**PROBLEM DESCRIPTION**
Reproduce the records below in full and without edits, omitting images.

(Items from a data source)
-------
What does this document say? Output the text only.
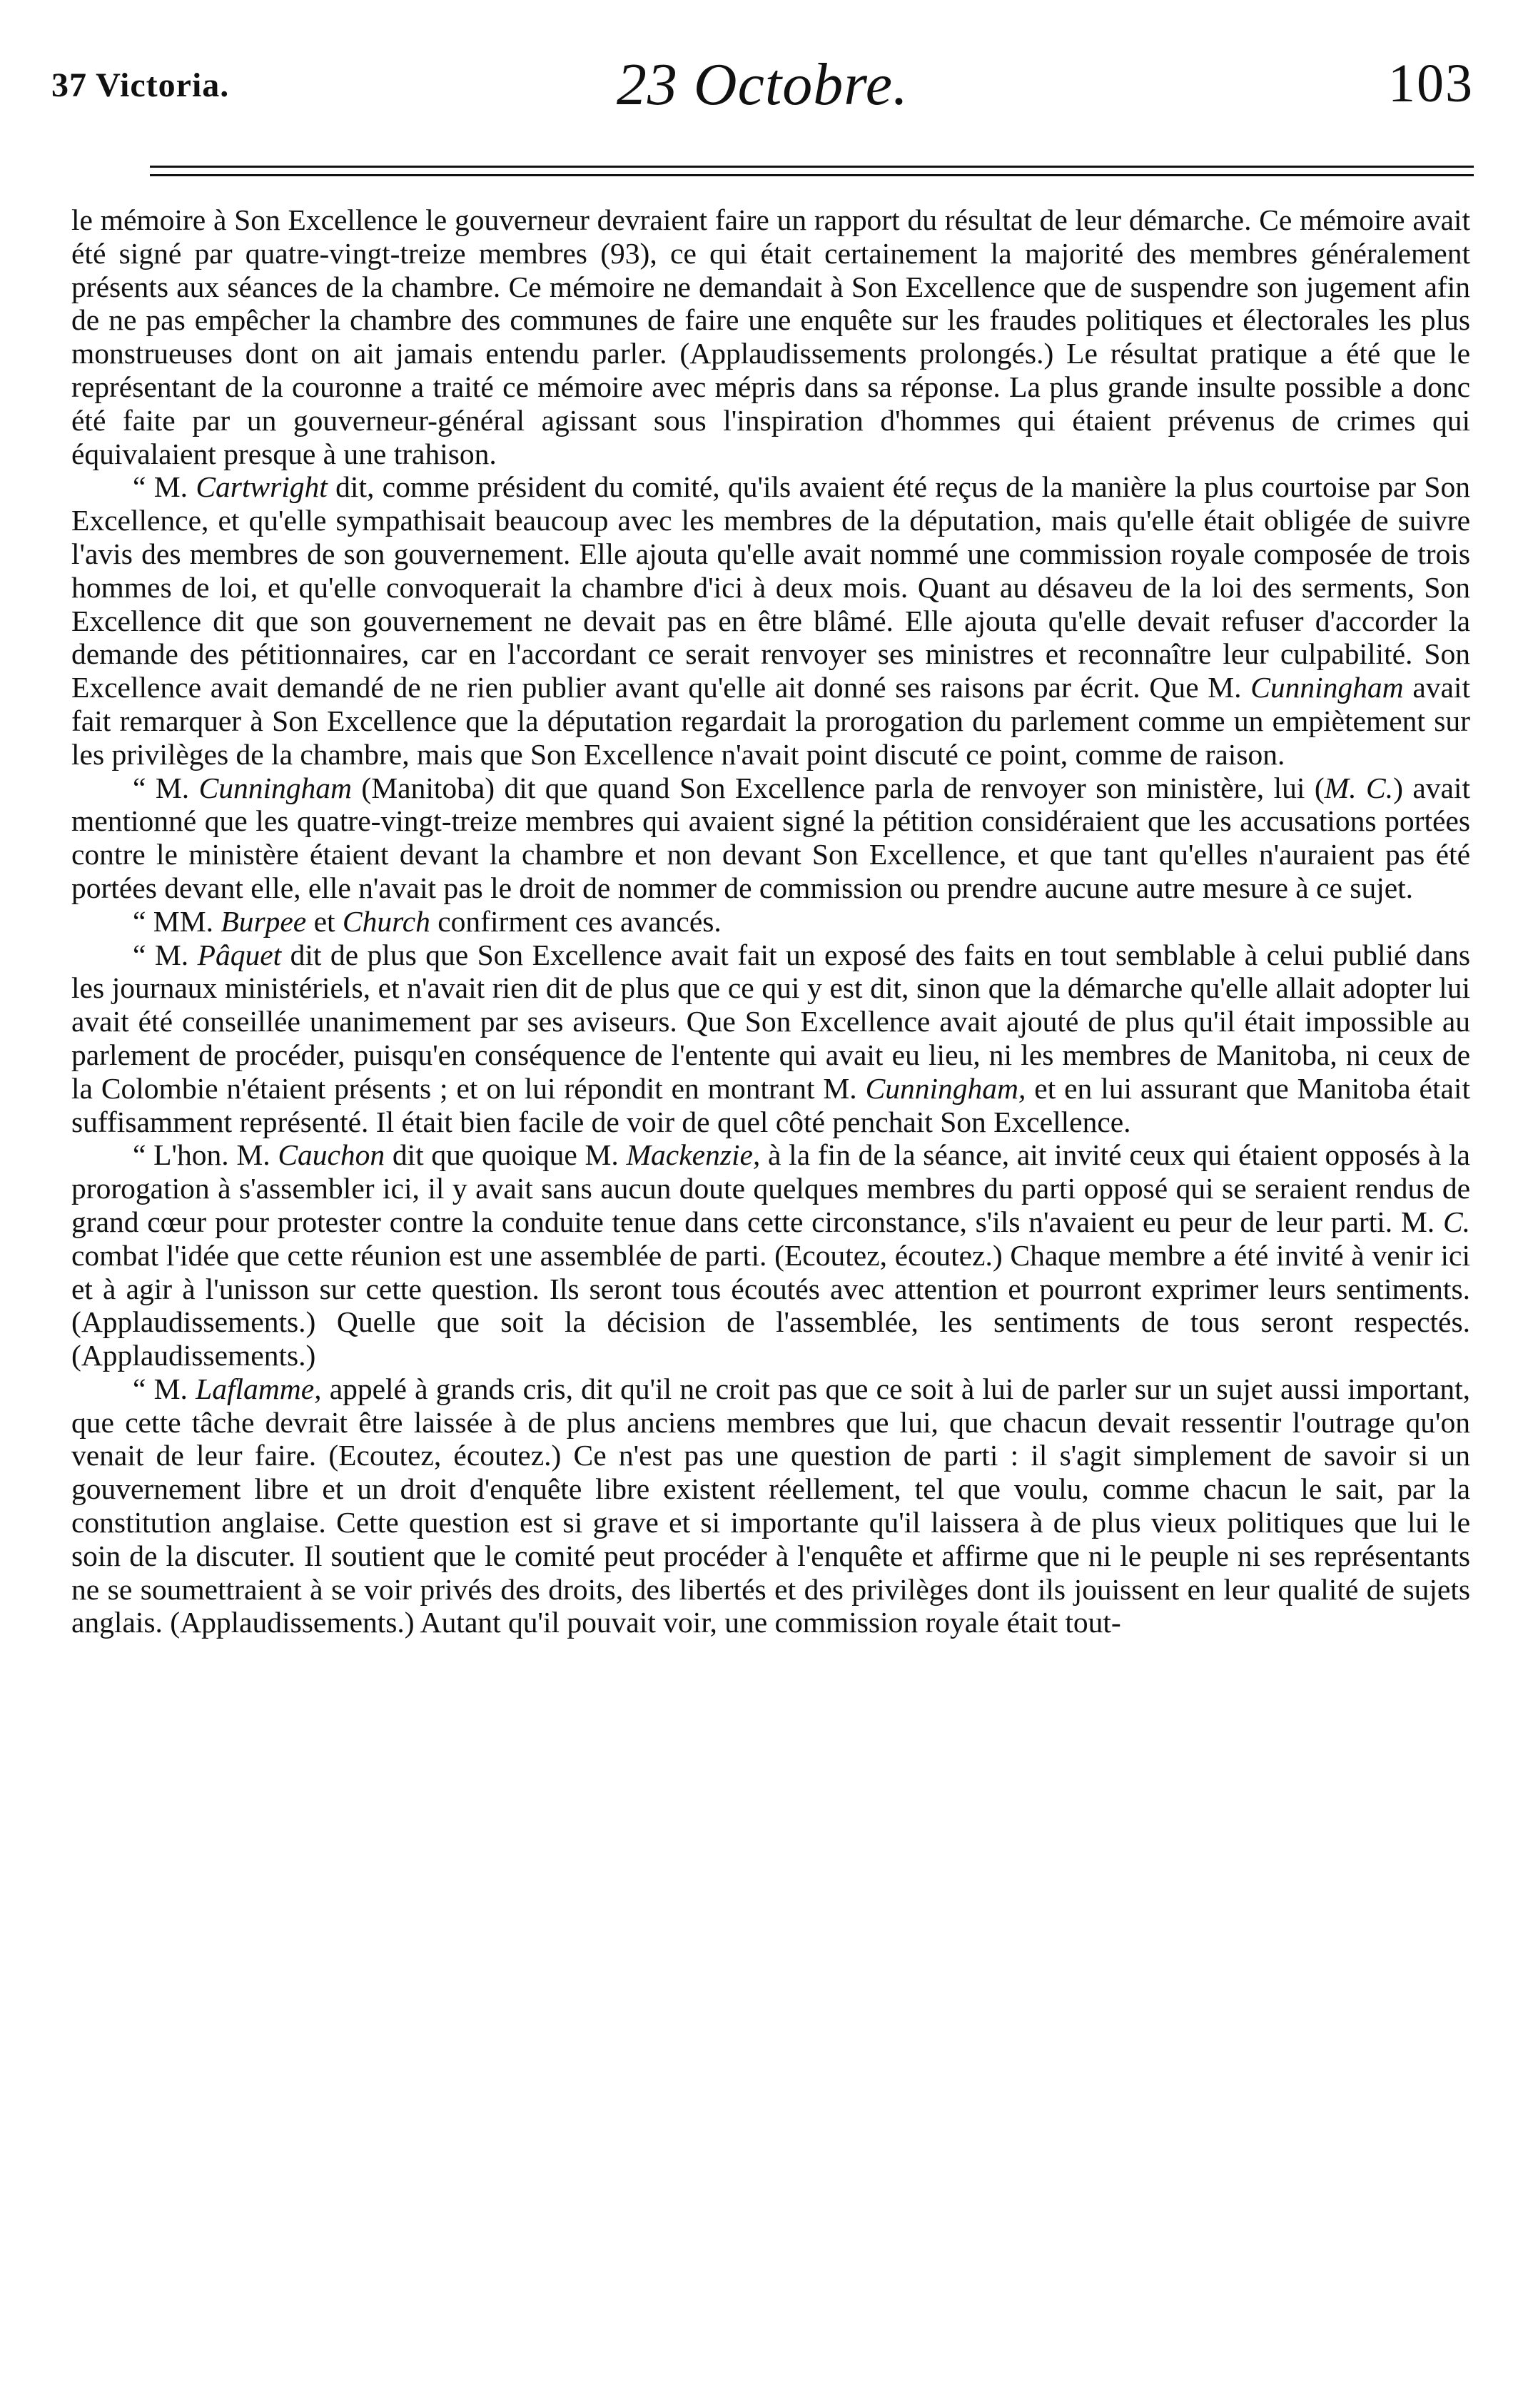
37 Victoria.	23 Octobre.	103

le mémoire à Son Excellence le gouverneur devraient faire un rapport du résultat de leur démarche. Ce mémoire avait été signé par quatre-vingt-treize membres (93), ce qui était certainement la majorité des membres généralement présents aux séances de la chambre. Ce mémoire ne demandait à Son Excellence que de suspendre son jugement afin de ne pas empêcher la chambre des communes de faire une enquête sur les fraudes politiques et électorales les plus monstrueuses dont on ait jamais entendu parler. (Applaudissements prolongés.) Le résultat pratique a été que le représentant de la couronne a traité ce mémoire avec mépris dans sa réponse. La plus grande insulte possible a donc été faite par un gouverneur-général agissant sous l'inspiration d'hommes qui étaient prévenus de crimes qui équivalaient presque à une trahison.

“ M. Cartwright dit, comme président du comité, qu'ils avaient été reçus de la manière la plus courtoise par Son Excellence, et qu'elle sympathisait beaucoup avec les membres de la députation, mais qu'elle était obligée de suivre l'avis des membres de son gouvernement. Elle ajouta qu'elle avait nommé une commission royale composée de trois hommes de loi, et qu'elle convoquerait la chambre d'ici à deux mois. Quant au désaveu de la loi des serments, Son Excellence dit que son gouvernement ne devait pas en être blâmé. Elle ajouta qu'elle devait refuser d'accorder la demande des pétitionnaires, car en l'accordant ce serait renvoyer ses ministres et reconnaître leur culpabilité. Son Excellence avait demandé de ne rien publier avant qu'elle ait donné ses raisons par écrit. Que M. Cunningham avait fait remarquer à Son Excellence que la députation regardait la prorogation du parlement comme un empiètement sur les privilèges de la chambre, mais que Son Excellence n'avait point discuté ce point, comme de raison.

“ M. Cunningham (Manitoba) dit que quand Son Excellence parla de renvoyer son ministère, lui (M. C.) avait mentionné que les quatre-vingt-treize membres qui avaient signé la pétition considéraient que les accusations portées contre le ministère étaient devant la chambre et non devant Son Excellence, et que tant qu'elles n'auraient pas été portées devant elle, elle n'avait pas le droit de nommer de commission ou prendre aucune autre mesure à ce sujet.

“ MM. Burpee et Church confirment ces avancés.

“ M. Pâquet dit de plus que Son Excellence avait fait un exposé des faits en tout semblable à celui publié dans les journaux ministériels, et n'avait rien dit de plus que ce qui y est dit, sinon que la démarche qu'elle allait adopter lui avait été conseillée unanimement par ses aviseurs. Que Son Excellence avait ajouté de plus qu'il était impossible au parlement de procéder, puisqu'en conséquence de l'entente qui avait eu lieu, ni les membres de Manitoba, ni ceux de la Colombie n'étaient présents ; et on lui répondit en montrant M. Cunningham, et en lui assurant que Manitoba était suffisamment représenté. Il était bien facile de voir de quel côté penchait Son Excellence.

“ L'hon. M. Cauchon dit que quoique M. Mackenzie, à la fin de la séance, ait invité ceux qui étaient opposés à la prorogation à s'assembler ici, il y avait sans aucun doute quelques membres du parti opposé qui se seraient rendus de grand cœur pour protester contre la conduite tenue dans cette circonstance, s'ils n'avaient eu peur de leur parti. M. C. combat l'idée que cette réunion est une assemblée de parti. (Ecoutez, écoutez.) Chaque membre a été invité à venir ici et à agir à l'unisson sur cette question. Ils seront tous écoutés avec attention et pourront exprimer leurs sentiments. (Applaudissements.) Quelle que soit la décision de l'assemblée, les sentiments de tous seront respectés. (Applaudissements.)

“ M. Laflamme, appelé à grands cris, dit qu'il ne croit pas que ce soit à lui de parler sur un sujet aussi important, que cette tâche devrait être laissée à de plus anciens membres que lui, que chacun devait ressentir l'outrage qu'on venait de leur faire. (Ecoutez, écoutez.) Ce n'est pas une question de parti : il s'agit simplement de savoir si un gouvernement libre et un droit d'enquête libre existent réellement, tel que voulu, comme chacun le sait, par la constitution anglaise. Cette question est si grave et si importante qu'il laissera à de plus vieux politiques que lui le soin de la discuter. Il soutient que le comité peut procéder à l'enquête et affirme que ni le peuple ni ses représentants ne se soumettraient à se voir privés des droits, des libertés et des privilèges dont ils jouissent en leur qualité de sujets anglais. (Applaudissements.) Autant qu'il pouvait voir, une commission royale était tout-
-------
**COMPLETE ANSWER**
What does this document say? Output the text only.
37 Victoria.	23 Octobre.	103

le mémoire à Son Excellence le gouverneur devraient faire un rapport du résultat de leur démarche. Ce mémoire avait été signé par quatre-vingt-treize membres (93), ce qui était certainement la majorité des membres généralement présents aux séances de la chambre. Ce mémoire ne demandait à Son Excellence que de suspendre son jugement afin de ne pas empêcher la chambre des communes de faire une enquête sur les fraudes politiques et électorales les plus monstrueuses dont on ait jamais entendu parler. (Applaudissements prolongés.) Le résultat pratique a été que le représentant de la couronne a traité ce mémoire avec mépris dans sa réponse. La plus grande insulte possible a donc été faite par un gouverneur-général agissant sous l'inspiration d'hommes qui étaient prévenus de crimes qui équivalaient presque à une trahison.

“ M. Cartwright dit, comme président du comité, qu'ils avaient été reçus de la manière la plus courtoise par Son Excellence, et qu'elle sympathisait beaucoup avec les membres de la députation, mais qu'elle était obligée de suivre l'avis des membres de son gouvernement. Elle ajouta qu'elle avait nommé une commission royale composée de trois hommes de loi, et qu'elle convoquerait la chambre d'ici à deux mois. Quant au désaveu de la loi des serments, Son Excellence dit que son gouvernement ne devait pas en être blâmé. Elle ajouta qu'elle devait refuser d'accorder la demande des pétitionnaires, car en l'accordant ce serait renvoyer ses ministres et reconnaître leur culpabilité. Son Excellence avait demandé de ne rien publier avant qu'elle ait donné ses raisons par écrit. Que M. Cunningham avait fait remarquer à Son Excellence que la députation regardait la prorogation du parlement comme un empiètement sur les privilèges de la chambre, mais que Son Excellence n'avait point discuté ce point, comme de raison.

“ M. Cunningham (Manitoba) dit que quand Son Excellence parla de renvoyer son ministère, lui (M. C.) avait mentionné que les quatre-vingt-treize membres qui avaient signé la pétition considéraient que les accusations portées contre le ministère étaient devant la chambre et non devant Son Excellence, et que tant qu'elles n'auraient pas été portées devant elle, elle n'avait pas le droit de nommer de commission ou prendre aucune autre mesure à ce sujet.

“ MM. Burpee et Church confirment ces avancés.

“ M. Pâquet dit de plus que Son Excellence avait fait un exposé des faits en tout semblable à celui publié dans les journaux ministériels, et n'avait rien dit de plus que ce qui y est dit, sinon que la démarche qu'elle allait adopter lui avait été conseillée unanimement par ses aviseurs. Que Son Excellence avait ajouté de plus qu'il était impossible au parlement de procéder, puisqu'en conséquence de l'entente qui avait eu lieu, ni les membres de Manitoba, ni ceux de la Colombie n'étaient présents ; et on lui répondit en montrant M. Cunningham, et en lui assurant que Manitoba était suffisamment représenté. Il était bien facile de voir de quel côté penchait Son Excellence.

“ L'hon. M. Cauchon dit que quoique M. Mackenzie, à la fin de la séance, ait invité ceux qui étaient opposés à la prorogation à s'assembler ici, il y avait sans aucun doute quelques membres du parti opposé qui se seraient rendus de grand cœur pour protester contre la conduite tenue dans cette circonstance, s'ils n'avaient eu peur de leur parti. M. C. combat l'idée que cette réunion est une assemblée de parti. (Ecoutez, écoutez.) Chaque membre a été invité à venir ici et à agir à l'unisson sur cette question. Ils seront tous écoutés avec attention et pourront exprimer leurs sentiments. (Applaudissements.) Quelle que soit la décision de l'assemblée, les sentiments de tous seront respectés. (Applaudissements.)

“ M. Laflamme, appelé à grands cris, dit qu'il ne croit pas que ce soit à lui de parler sur un sujet aussi important, que cette tâche devrait être laissée à de plus anciens membres que lui, que chacun devait ressentir l'outrage qu'on venait de leur faire. (Ecoutez, écoutez.) Ce n'est pas une question de parti : il s'agit simplement de savoir si un gouvernement libre et un droit d'enquête libre existent réellement, tel que voulu, comme chacun le sait, par la constitution anglaise. Cette question est si grave et si importante qu'il laissera à de plus vieux politiques que lui le soin de la discuter. Il soutient que le comité peut procéder à l'enquête et affirme que ni le peuple ni ses représentants ne se soumettraient à se voir privés des droits, des libertés et des privilèges dont ils jouissent en leur qualité de sujets anglais. (Applaudissements.) Autant qu'il pouvait voir, une commission royale était tout-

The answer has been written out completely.